• **Required work**
Using the records below, locate all lines containing "ידעתי" and return them.

• **Data for the task**

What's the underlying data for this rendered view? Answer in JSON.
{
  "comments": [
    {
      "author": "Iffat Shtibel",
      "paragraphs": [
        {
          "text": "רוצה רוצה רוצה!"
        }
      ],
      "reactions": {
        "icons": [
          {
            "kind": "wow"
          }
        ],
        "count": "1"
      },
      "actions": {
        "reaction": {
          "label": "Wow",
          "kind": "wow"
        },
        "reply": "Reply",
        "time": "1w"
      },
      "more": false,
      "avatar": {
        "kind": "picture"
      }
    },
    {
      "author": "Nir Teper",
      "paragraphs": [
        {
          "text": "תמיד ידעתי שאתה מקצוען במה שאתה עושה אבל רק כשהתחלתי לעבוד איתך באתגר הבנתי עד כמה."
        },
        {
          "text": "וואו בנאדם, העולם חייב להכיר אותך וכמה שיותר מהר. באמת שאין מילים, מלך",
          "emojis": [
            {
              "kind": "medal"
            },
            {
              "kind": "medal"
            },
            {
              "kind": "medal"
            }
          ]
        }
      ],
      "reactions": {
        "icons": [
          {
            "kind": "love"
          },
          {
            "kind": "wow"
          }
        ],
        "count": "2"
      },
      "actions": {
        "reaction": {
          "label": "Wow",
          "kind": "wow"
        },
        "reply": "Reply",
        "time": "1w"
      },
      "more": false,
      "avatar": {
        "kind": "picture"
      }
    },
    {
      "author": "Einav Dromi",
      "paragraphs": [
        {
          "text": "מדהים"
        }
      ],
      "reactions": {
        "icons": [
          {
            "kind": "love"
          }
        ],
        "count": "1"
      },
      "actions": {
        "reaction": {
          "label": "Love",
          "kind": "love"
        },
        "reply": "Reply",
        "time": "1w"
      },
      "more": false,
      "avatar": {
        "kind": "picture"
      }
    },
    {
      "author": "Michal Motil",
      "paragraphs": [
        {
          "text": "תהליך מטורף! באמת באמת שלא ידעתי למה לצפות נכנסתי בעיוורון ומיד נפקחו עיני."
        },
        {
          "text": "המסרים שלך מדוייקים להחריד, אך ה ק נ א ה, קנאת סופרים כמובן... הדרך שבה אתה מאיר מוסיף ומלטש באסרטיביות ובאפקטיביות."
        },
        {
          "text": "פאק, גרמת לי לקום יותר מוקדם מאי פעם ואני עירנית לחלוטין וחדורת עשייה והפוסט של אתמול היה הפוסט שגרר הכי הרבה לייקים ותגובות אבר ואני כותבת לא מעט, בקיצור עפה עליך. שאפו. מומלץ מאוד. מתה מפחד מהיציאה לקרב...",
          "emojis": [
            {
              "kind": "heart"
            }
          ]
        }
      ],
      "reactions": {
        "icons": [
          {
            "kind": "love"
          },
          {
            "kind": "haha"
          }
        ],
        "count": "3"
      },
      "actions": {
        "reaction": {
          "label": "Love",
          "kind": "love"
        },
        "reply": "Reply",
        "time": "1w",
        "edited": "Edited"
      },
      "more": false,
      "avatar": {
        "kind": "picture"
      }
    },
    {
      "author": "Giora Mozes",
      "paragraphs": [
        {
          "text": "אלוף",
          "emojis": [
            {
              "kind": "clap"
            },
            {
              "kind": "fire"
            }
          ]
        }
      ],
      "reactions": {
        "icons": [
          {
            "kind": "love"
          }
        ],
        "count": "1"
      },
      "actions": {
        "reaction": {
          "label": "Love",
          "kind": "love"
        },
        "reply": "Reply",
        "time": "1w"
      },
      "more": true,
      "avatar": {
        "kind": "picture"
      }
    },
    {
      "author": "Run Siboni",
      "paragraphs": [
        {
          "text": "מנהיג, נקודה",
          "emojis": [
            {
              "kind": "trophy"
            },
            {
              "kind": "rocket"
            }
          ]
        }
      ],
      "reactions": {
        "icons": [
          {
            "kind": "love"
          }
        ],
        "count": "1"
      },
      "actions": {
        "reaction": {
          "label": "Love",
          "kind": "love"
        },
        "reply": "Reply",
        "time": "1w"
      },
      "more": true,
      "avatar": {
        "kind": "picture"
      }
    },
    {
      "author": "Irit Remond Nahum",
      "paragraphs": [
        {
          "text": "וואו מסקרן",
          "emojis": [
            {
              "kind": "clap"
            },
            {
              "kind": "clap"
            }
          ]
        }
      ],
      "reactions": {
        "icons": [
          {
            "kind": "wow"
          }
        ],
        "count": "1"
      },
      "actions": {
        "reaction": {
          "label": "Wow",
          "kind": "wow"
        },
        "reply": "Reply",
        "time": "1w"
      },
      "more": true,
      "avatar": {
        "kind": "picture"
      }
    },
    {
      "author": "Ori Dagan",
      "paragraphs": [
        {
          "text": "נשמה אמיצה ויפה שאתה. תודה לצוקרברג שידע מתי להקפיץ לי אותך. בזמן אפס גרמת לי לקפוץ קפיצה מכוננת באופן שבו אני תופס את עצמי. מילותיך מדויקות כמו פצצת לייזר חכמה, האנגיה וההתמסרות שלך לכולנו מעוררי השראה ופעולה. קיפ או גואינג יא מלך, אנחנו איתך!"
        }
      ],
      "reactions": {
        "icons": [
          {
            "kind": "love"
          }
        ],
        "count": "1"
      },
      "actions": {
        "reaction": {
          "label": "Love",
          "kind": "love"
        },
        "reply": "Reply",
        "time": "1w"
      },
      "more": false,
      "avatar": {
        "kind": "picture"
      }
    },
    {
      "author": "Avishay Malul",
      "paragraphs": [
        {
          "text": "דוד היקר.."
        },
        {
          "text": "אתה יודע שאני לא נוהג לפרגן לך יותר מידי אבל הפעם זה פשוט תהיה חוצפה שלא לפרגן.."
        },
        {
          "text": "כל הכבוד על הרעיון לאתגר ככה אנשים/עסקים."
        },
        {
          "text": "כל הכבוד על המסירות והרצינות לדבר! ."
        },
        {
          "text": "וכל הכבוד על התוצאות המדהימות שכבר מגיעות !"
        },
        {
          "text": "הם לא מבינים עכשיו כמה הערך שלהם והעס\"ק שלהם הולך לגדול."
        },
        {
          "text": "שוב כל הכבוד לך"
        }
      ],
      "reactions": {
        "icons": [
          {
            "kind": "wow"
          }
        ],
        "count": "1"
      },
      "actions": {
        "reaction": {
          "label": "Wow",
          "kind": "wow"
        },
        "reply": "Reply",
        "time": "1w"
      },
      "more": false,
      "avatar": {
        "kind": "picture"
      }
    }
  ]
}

• **Full output**
          "text": "תמיד ידעתי שאתה מקצוען במה שאתה עושה אבל רק כשהתחלתי לעבוד איתך באתגר הבנתי עד כמה."
          "text": "תהליך מטורף! באמת באמת שלא ידעתי למה לצפות נכנסתי בעיוורון ומיד נפקחו עיני."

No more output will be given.